• [Problem requirements] For each line below that contains the string "Number", copy that line.

Items from a figure collection:
┌──

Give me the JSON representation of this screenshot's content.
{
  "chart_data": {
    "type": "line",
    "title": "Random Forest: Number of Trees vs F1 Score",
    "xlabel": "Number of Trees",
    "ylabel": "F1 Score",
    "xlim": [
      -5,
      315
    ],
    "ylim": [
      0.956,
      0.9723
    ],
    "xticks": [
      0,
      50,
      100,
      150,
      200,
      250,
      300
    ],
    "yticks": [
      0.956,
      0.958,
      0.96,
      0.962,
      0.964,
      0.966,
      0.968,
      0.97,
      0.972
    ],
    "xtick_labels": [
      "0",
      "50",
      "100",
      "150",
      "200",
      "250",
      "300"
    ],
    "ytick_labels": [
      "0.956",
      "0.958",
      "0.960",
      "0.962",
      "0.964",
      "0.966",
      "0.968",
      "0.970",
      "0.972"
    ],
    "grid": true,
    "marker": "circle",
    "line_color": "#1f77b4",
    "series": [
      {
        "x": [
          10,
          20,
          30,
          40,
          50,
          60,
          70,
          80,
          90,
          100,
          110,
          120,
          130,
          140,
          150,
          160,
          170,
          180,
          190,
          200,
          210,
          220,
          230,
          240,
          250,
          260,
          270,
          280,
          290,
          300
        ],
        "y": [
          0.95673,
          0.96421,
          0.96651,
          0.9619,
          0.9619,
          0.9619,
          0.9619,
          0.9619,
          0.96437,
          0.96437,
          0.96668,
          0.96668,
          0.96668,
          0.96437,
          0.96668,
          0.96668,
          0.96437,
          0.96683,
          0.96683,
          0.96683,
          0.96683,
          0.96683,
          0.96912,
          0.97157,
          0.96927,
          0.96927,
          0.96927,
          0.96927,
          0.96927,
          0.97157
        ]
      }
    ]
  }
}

└──

• [Output of the exercise]
    "title": "Random Forest: Number of Trees vs F1 Score",
    "xlabel": "Number of Trees",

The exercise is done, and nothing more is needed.